### EXTRACTED ENTRIES
##########

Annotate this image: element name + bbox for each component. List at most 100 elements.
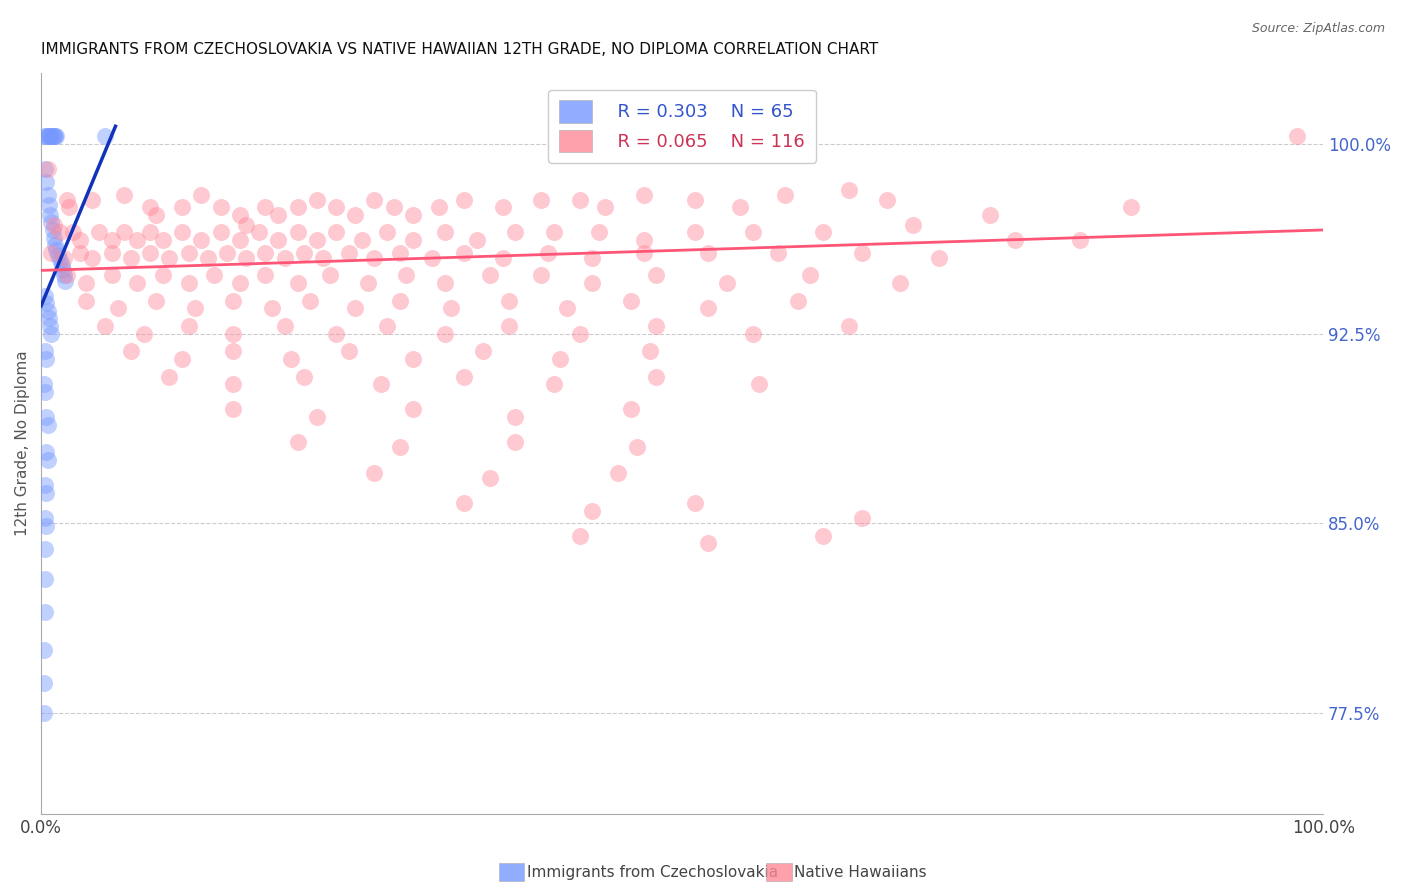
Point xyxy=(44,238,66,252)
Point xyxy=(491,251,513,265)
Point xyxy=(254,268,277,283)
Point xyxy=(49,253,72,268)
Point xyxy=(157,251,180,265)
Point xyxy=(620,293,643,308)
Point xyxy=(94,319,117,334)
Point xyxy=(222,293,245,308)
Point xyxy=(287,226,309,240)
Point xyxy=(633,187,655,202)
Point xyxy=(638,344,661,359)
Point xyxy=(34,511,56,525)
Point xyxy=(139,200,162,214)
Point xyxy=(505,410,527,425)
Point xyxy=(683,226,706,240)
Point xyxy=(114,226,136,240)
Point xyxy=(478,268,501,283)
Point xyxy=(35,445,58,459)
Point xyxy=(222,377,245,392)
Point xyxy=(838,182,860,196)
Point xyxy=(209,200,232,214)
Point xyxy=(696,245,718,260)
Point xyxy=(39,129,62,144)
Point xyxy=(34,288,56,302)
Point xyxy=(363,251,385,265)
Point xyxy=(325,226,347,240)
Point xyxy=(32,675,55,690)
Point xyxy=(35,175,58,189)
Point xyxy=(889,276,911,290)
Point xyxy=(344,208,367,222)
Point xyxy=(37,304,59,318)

##########

### YOUR GOAL
Reproduce the data above line for line, unchanged, leaving out the pictures.

### RESULT OF THIS EXERCISE
Annotate this image: element name + bbox for each component. List at most 100 elements.
Point xyxy=(44,238,66,252)
Point xyxy=(491,251,513,265)
Point xyxy=(254,268,277,283)
Point xyxy=(49,253,72,268)
Point xyxy=(157,251,180,265)
Point xyxy=(620,293,643,308)
Point xyxy=(94,319,117,334)
Point xyxy=(222,293,245,308)
Point xyxy=(287,226,309,240)
Point xyxy=(633,187,655,202)
Point xyxy=(638,344,661,359)
Point xyxy=(34,511,56,525)
Point xyxy=(139,200,162,214)
Point xyxy=(505,410,527,425)
Point xyxy=(683,226,706,240)
Point xyxy=(114,226,136,240)
Point xyxy=(478,268,501,283)
Point xyxy=(35,445,58,459)
Point xyxy=(222,377,245,392)
Point xyxy=(838,182,860,196)
Point xyxy=(209,200,232,214)
Point xyxy=(696,245,718,260)
Point xyxy=(39,129,62,144)
Point xyxy=(34,288,56,302)
Point xyxy=(363,251,385,265)
Point xyxy=(325,226,347,240)
Point xyxy=(32,675,55,690)
Point xyxy=(35,175,58,189)
Point xyxy=(889,276,911,290)
Point xyxy=(344,208,367,222)
Point xyxy=(37,304,59,318)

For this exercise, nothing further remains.